Problem to solve: Print every entry word for word, but omit the pictures.

Records:
## start

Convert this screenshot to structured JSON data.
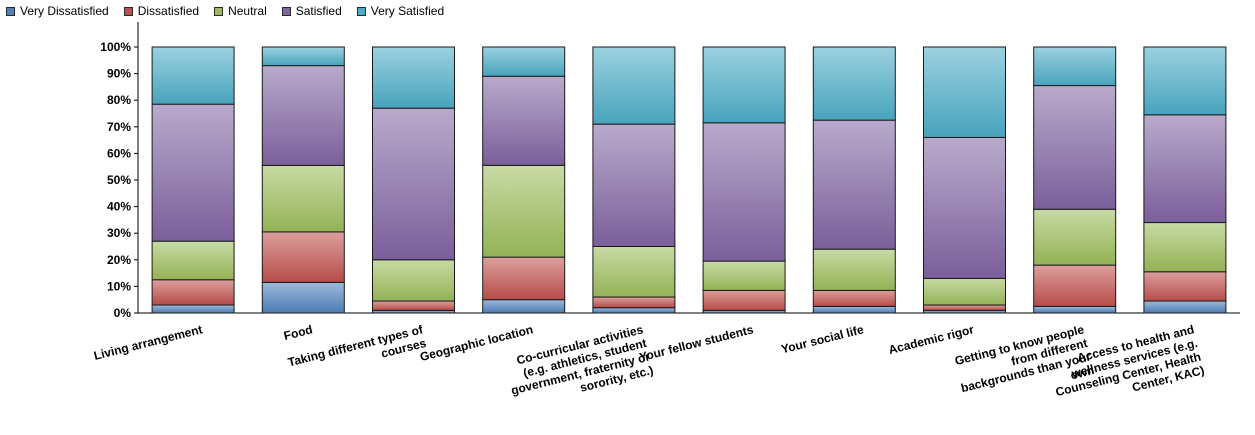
{
  "chart_data": {
    "type": "bar",
    "stacked": true,
    "title": "",
    "xlabel": "",
    "ylabel": "",
    "ylim": [
      0,
      100
    ],
    "yticks": [
      "0%",
      "10%",
      "20%",
      "30%",
      "40%",
      "50%",
      "60%",
      "70%",
      "80%",
      "90%",
      "100%"
    ],
    "legend_position": "top-left",
    "categories": [
      "Living arrangement",
      "Food",
      "Taking different types of courses",
      "Geographic location",
      "Co-curricular activities (e.g. athletics, student government, fraternity or sorority, etc.)",
      "Your fellow students",
      "Your social life",
      "Academic rigor",
      "Getting to know people from different backgrounds than your own",
      "Access to health and wellness services (e.g. Counseling Center, Health Center, KAC)"
    ],
    "category_lines": [
      [
        "Living arrangement"
      ],
      [
        "Food"
      ],
      [
        "Taking different types of",
        "courses"
      ],
      [
        "Geographic location"
      ],
      [
        "Co-curricular activities",
        "(e.g. athletics, student",
        "government, fraternity or",
        "sorority, etc.)"
      ],
      [
        "Your fellow students"
      ],
      [
        "Your social life"
      ],
      [
        "Academic rigor"
      ],
      [
        "Getting to know people",
        "from different",
        "backgrounds than your",
        "own"
      ],
      [
        "Access to health and",
        "wellness services (e.g.",
        "Counseling Center, Health",
        "Center, KAC)"
      ]
    ],
    "series": [
      {
        "name": "Very Dissatisfied",
        "color": "#4f81bd",
        "values": [
          3,
          11.5,
          1,
          5,
          2,
          1,
          2.5,
          1,
          2.5,
          4.5
        ]
      },
      {
        "name": "Dissatisfied",
        "color": "#c0504d",
        "values": [
          9.5,
          19,
          3.5,
          16,
          4,
          7.5,
          6,
          2,
          15.5,
          11
        ]
      },
      {
        "name": "Neutral",
        "color": "#9bbb59",
        "values": [
          14.5,
          25,
          15.5,
          34.5,
          19,
          11,
          15.5,
          10,
          21,
          18.5
        ]
      },
      {
        "name": "Satisfied",
        "color": "#8064a2",
        "values": [
          51.5,
          37.5,
          57,
          33.5,
          46,
          52,
          48.5,
          53,
          46.5,
          40.5
        ]
      },
      {
        "name": "Very Satisfied",
        "color": "#4bacc6",
        "values": [
          21.5,
          7,
          23,
          11,
          29,
          28.5,
          27.5,
          34,
          14.5,
          25.5
        ]
      }
    ]
  }
}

## end

Answer to the problem:
Convert this screenshot to structured JSON data.
{
  "chart_data": {
    "type": "bar",
    "stacked": true,
    "title": "",
    "xlabel": "",
    "ylabel": "",
    "ylim": [
      0,
      100
    ],
    "yticks": [
      "0%",
      "10%",
      "20%",
      "30%",
      "40%",
      "50%",
      "60%",
      "70%",
      "80%",
      "90%",
      "100%"
    ],
    "legend_position": "top-left",
    "categories": [
      "Living arrangement",
      "Food",
      "Taking different types of courses",
      "Geographic location",
      "Co-curricular activities (e.g. athletics, student government, fraternity or sorority, etc.)",
      "Your fellow students",
      "Your social life",
      "Academic rigor",
      "Getting to know people from different backgrounds than your own",
      "Access to health and wellness services (e.g. Counseling Center, Health Center, KAC)"
    ],
    "category_lines": [
      [
        "Living arrangement"
      ],
      [
        "Food"
      ],
      [
        "Taking different types of",
        "courses"
      ],
      [
        "Geographic location"
      ],
      [
        "Co-curricular activities",
        "(e.g. athletics, student",
        "government, fraternity or",
        "sorority, etc.)"
      ],
      [
        "Your fellow students"
      ],
      [
        "Your social life"
      ],
      [
        "Academic rigor"
      ],
      [
        "Getting to know people",
        "from different",
        "backgrounds than your",
        "own"
      ],
      [
        "Access to health and",
        "wellness services (e.g.",
        "Counseling Center, Health",
        "Center, KAC)"
      ]
    ],
    "series": [
      {
        "name": "Very Dissatisfied",
        "color": "#4f81bd",
        "values": [
          3,
          11.5,
          1,
          5,
          2,
          1,
          2.5,
          1,
          2.5,
          4.5
        ]
      },
      {
        "name": "Dissatisfied",
        "color": "#c0504d",
        "values": [
          9.5,
          19,
          3.5,
          16,
          4,
          7.5,
          6,
          2,
          15.5,
          11
        ]
      },
      {
        "name": "Neutral",
        "color": "#9bbb59",
        "values": [
          14.5,
          25,
          15.5,
          34.5,
          19,
          11,
          15.5,
          10,
          21,
          18.5
        ]
      },
      {
        "name": "Satisfied",
        "color": "#8064a2",
        "values": [
          51.5,
          37.5,
          57,
          33.5,
          46,
          52,
          48.5,
          53,
          46.5,
          40.5
        ]
      },
      {
        "name": "Very Satisfied",
        "color": "#4bacc6",
        "values": [
          21.5,
          7,
          23,
          11,
          29,
          28.5,
          27.5,
          34,
          14.5,
          25.5
        ]
      }
    ]
  }
}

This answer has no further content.